> [Task material]
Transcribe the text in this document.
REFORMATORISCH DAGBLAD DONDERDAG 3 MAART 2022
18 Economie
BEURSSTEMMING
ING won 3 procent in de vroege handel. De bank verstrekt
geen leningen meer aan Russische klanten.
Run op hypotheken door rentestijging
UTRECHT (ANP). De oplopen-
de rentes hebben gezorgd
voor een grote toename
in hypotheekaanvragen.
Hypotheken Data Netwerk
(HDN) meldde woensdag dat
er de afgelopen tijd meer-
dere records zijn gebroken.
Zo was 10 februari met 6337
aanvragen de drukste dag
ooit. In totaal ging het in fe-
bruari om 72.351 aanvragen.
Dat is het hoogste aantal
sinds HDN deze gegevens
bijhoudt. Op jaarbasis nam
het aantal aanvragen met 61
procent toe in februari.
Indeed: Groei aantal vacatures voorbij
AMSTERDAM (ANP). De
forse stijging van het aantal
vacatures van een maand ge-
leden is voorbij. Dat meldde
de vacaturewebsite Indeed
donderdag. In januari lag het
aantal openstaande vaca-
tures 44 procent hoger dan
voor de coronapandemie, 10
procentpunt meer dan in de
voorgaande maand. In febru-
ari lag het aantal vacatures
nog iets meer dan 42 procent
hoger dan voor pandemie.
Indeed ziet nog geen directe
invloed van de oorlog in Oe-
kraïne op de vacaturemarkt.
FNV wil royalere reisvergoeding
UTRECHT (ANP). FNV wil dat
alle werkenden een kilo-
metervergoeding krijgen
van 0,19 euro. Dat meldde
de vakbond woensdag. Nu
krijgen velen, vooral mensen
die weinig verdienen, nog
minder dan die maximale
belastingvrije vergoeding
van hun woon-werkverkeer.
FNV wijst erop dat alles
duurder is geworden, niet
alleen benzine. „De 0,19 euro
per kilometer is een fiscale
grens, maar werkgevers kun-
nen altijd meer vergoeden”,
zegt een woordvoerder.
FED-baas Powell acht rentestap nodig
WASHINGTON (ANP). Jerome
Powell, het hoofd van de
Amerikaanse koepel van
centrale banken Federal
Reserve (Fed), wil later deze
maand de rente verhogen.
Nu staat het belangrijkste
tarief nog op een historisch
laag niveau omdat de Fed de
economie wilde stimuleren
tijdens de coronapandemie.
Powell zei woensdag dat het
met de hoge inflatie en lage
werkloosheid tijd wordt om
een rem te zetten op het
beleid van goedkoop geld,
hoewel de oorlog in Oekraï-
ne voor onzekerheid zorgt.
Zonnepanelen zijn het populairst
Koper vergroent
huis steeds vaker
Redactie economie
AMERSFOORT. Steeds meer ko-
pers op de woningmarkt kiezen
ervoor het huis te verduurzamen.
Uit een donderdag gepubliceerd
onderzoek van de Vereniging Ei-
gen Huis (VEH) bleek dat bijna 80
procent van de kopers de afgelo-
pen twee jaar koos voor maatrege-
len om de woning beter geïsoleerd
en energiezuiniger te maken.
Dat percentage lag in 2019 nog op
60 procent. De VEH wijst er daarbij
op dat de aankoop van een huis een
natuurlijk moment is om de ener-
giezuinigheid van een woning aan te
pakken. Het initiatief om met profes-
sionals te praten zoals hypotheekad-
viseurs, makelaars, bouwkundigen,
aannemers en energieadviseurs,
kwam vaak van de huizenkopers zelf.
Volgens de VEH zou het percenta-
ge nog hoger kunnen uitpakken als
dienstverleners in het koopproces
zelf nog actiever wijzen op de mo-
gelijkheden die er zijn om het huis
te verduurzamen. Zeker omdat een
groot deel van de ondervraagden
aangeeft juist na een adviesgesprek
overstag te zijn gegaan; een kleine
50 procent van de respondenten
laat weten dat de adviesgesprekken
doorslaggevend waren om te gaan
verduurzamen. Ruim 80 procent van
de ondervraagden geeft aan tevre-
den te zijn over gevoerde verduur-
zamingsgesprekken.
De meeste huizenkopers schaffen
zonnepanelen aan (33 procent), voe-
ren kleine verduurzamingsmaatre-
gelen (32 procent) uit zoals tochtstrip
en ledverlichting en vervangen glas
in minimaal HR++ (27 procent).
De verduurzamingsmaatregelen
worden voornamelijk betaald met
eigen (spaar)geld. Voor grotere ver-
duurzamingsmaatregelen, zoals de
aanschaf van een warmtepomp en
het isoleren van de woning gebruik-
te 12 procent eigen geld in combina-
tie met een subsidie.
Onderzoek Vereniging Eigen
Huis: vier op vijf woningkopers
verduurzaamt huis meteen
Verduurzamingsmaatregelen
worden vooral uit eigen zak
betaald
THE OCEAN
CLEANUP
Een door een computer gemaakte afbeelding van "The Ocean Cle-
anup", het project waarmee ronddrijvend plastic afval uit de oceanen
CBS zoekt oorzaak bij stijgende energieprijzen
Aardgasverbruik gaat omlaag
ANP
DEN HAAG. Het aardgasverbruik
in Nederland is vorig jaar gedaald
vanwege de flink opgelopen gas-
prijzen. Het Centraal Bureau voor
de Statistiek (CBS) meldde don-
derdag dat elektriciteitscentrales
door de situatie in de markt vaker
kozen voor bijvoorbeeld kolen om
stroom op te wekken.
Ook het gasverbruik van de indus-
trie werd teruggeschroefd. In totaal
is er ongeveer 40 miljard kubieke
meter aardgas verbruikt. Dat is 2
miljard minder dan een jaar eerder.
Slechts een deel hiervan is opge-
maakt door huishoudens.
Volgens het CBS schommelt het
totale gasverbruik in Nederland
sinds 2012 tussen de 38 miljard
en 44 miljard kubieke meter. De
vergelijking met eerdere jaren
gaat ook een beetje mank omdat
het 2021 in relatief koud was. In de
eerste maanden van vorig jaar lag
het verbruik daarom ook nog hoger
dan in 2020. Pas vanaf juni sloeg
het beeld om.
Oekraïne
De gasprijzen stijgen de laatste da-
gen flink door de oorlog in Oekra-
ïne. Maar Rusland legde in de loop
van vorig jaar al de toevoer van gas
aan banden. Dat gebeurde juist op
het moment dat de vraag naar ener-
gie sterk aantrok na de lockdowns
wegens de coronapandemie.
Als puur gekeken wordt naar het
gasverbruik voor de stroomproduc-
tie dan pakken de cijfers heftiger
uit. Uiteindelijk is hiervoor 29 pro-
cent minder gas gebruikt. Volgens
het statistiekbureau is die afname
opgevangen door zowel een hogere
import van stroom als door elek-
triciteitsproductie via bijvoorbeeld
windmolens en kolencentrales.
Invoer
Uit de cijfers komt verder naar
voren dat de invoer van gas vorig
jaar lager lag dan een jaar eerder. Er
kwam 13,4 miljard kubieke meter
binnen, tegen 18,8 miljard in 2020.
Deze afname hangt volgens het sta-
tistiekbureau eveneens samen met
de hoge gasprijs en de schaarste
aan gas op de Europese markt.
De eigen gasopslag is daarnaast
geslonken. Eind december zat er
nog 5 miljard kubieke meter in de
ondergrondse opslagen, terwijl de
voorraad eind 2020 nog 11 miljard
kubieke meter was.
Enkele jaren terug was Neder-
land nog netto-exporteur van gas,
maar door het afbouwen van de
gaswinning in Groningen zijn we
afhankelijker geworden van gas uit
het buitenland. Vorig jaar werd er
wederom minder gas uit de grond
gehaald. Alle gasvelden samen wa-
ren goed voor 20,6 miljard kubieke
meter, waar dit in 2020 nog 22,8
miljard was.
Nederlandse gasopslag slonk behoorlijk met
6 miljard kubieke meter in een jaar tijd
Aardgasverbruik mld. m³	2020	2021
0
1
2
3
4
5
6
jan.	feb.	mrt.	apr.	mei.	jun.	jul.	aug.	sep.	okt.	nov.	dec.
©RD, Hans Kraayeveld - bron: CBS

> [What you have to do]
Your task is to retype all the records above with nothing left out.

> [Task output]
Transcribe the text in this document.
REFORMATORISCH DAGBLAD DONDERDAG 3 MAART 2022
18 Economie
BEURSSTEMMING
ING won 3 procent in de vroege handel. De bank verstrekt
geen leningen meer aan Russische klanten.
Run op hypotheken door rentestijging
UTRECHT (ANP). De oplopen-
de rentes hebben gezorgd
voor een grote toename
in hypotheekaanvragen.
Hypotheken Data Netwerk
(HDN) meldde woensdag dat
er de afgelopen tijd meer-
dere records zijn gebroken.
Zo was 10 februari met 6337
aanvragen de drukste dag
ooit. In totaal ging het in fe-
bruari om 72.351 aanvragen.
Dat is het hoogste aantal
sinds HDN deze gegevens
bijhoudt. Op jaarbasis nam
het aantal aanvragen met 61
procent toe in februari.
Indeed: Groei aantal vacatures voorbij
AMSTERDAM (ANP). De
forse stijging van het aantal
vacatures van een maand ge-
leden is voorbij. Dat meldde
de vacaturewebsite Indeed
donderdag. In januari lag het
aantal openstaande vaca-
tures 44 procent hoger dan
voor de coronapandemie, 10
procentpunt meer dan in de
voorgaande maand. In febru-
ari lag het aantal vacatures
nog iets meer dan 42 procent
hoger dan voor pandemie.
Indeed ziet nog geen directe
invloed van de oorlog in Oe-
kraïne op de vacaturemarkt.
FNV wil royalere reisvergoeding
UTRECHT (ANP). FNV wil dat
alle werkenden een kilo-
metervergoeding krijgen
van 0,19 euro. Dat meldde
de vakbond woensdag. Nu
krijgen velen, vooral mensen
die weinig verdienen, nog
minder dan die maximale
belastingvrije vergoeding
van hun woon-werkverkeer.
FNV wijst erop dat alles
duurder is geworden, niet
alleen benzine. „De 0,19 euro
per kilometer is een fiscale
grens, maar werkgevers kun-
nen altijd meer vergoeden”,
zegt een woordvoerder.
FED-baas Powell acht rentestap nodig
WASHINGTON (ANP). Jerome
Powell, het hoofd van de
Amerikaanse koepel van
centrale banken Federal
Reserve (Fed), wil later deze
maand de rente verhogen.
Nu staat het belangrijkste
tarief nog op een historisch
laag niveau omdat de Fed de
economie wilde stimuleren
tijdens de coronapandemie.
Powell zei woensdag dat het
met de hoge inflatie en lage
werkloosheid tijd wordt om
een rem te zetten op het
beleid van goedkoop geld,
hoewel de oorlog in Oekraï-
ne voor onzekerheid zorgt.
Zonnepanelen zijn het populairst
Koper vergroent
huis steeds vaker
Redactie economie
AMERSFOORT. Steeds meer ko-
pers op de woningmarkt kiezen
ervoor het huis te verduurzamen.
Uit een donderdag gepubliceerd
onderzoek van de Vereniging Ei-
gen Huis (VEH) bleek dat bijna 80
procent van de kopers de afgelo-
pen twee jaar koos voor maatrege-
len om de woning beter geïsoleerd
en energiezuiniger te maken.
Dat percentage lag in 2019 nog op
60 procent. De VEH wijst er daarbij
op dat de aankoop van een huis een
natuurlijk moment is om de ener-
giezuinigheid van een woning aan te
pakken. Het initiatief om met profes-
sionals te praten zoals hypotheekad-
viseurs, makelaars, bouwkundigen,
aannemers en energieadviseurs,
kwam vaak van de huizenkopers zelf.
Volgens de VEH zou het percenta-
ge nog hoger kunnen uitpakken als
dienstverleners in het koopproces
zelf nog actiever wijzen op de mo-
gelijkheden die er zijn om het huis
te verduurzamen. Zeker omdat een
groot deel van de ondervraagden
aangeeft juist na een adviesgesprek
overstag te zijn gegaan; een kleine
50 procent van de respondenten
laat weten dat de adviesgesprekken
doorslaggevend waren om te gaan
verduurzamen. Ruim 80 procent van
de ondervraagden geeft aan tevre-
den te zijn over gevoerde verduur-
zamingsgesprekken.
De meeste huizenkopers schaffen
zonnepanelen aan (33 procent), voe-
ren kleine verduurzamingsmaatre-
gelen (32 procent) uit zoals tochtstrip
en ledverlichting en vervangen glas
in minimaal HR++ (27 procent).
De verduurzamingsmaatregelen
worden voornamelijk betaald met
eigen (spaar)geld. Voor grotere ver-
duurzamingsmaatregelen, zoals de
aanschaf van een warmtepomp en
het isoleren van de woning gebruik-
te 12 procent eigen geld in combina-
tie met een subsidie.
Onderzoek Vereniging Eigen
Huis: vier op vijf woningkopers
verduurzaamt huis meteen
Verduurzamingsmaatregelen
worden vooral uit eigen zak
betaald
THE OCEAN
CLEANUP
Een door een computer gemaakte afbeelding van "The Ocean Cle-
anup", het project waarmee ronddrijvend plastic afval uit de oceanen
CBS zoekt oorzaak bij stijgende energieprijzen
Aardgasverbruik gaat omlaag
ANP
DEN HAAG. Het aardgasverbruik
in Nederland is vorig jaar gedaald
vanwege de flink opgelopen gas-
prijzen. Het Centraal Bureau voor
de Statistiek (CBS) meldde don-
derdag dat elektriciteitscentrales
door de situatie in de markt vaker
kozen voor bijvoorbeeld kolen om
stroom op te wekken.
Ook het gasverbruik van de indus-
trie werd teruggeschroefd. In totaal
is er ongeveer 40 miljard kubieke
meter aardgas verbruikt. Dat is 2
miljard minder dan een jaar eerder.
Slechts een deel hiervan is opge-
maakt door huishoudens.
Volgens het CBS schommelt het
totale gasverbruik in Nederland
sinds 2012 tussen de 38 miljard
en 44 miljard kubieke meter. De
vergelijking met eerdere jaren
gaat ook een beetje mank omdat
het 2021 in relatief koud was. In de
eerste maanden van vorig jaar lag
het verbruik daarom ook nog hoger
dan in 2020. Pas vanaf juni sloeg
het beeld om.
Oekraïne
De gasprijzen stijgen de laatste da-
gen flink door de oorlog in Oekra-
ïne. Maar Rusland legde in de loop
van vorig jaar al de toevoer van gas
aan banden. Dat gebeurde juist op
het moment dat de vraag naar ener-
gie sterk aantrok na de lockdowns
wegens de coronapandemie.
Als puur gekeken wordt naar het
gasverbruik voor de stroomproduc-
tie dan pakken de cijfers heftiger
uit. Uiteindelijk is hiervoor 29 pro-
cent minder gas gebruikt. Volgens
het statistiekbureau is die afname
opgevangen door zowel een hogere
import van stroom als door elek-
triciteitsproductie via bijvoorbeeld
windmolens en kolencentrales.
Invoer
Uit de cijfers komt verder naar
voren dat de invoer van gas vorig
jaar lager lag dan een jaar eerder. Er
kwam 13,4 miljard kubieke meter
binnen, tegen 18,8 miljard in 2020.
Deze afname hangt volgens het sta-
tistiekbureau eveneens samen met
de hoge gasprijs en de schaarste
aan gas op de Europese markt.
De eigen gasopslag is daarnaast
geslonken. Eind december zat er
nog 5 miljard kubieke meter in de
ondergrondse opslagen, terwijl de
voorraad eind 2020 nog 11 miljard
kubieke meter was.
Enkele jaren terug was Neder-
land nog netto-exporteur van gas,
maar door het afbouwen van de
gaswinning in Groningen zijn we
afhankelijker geworden van gas uit
het buitenland. Vorig jaar werd er
wederom minder gas uit de grond
gehaald. Alle gasvelden samen wa-
ren goed voor 20,6 miljard kubieke
meter, waar dit in 2020 nog 22,8
miljard was.
Nederlandse gasopslag slonk behoorlijk met
6 miljard kubieke meter in een jaar tijd
Aardgasverbruik mld. m³	2020	2021
0
1
2
3
4
5
6
jan.	feb.	mrt.	apr.	mei.	jun.	jul.	aug.	sep.	okt.	nov.	dec.
©RD, Hans Kraayeveld - bron: CBS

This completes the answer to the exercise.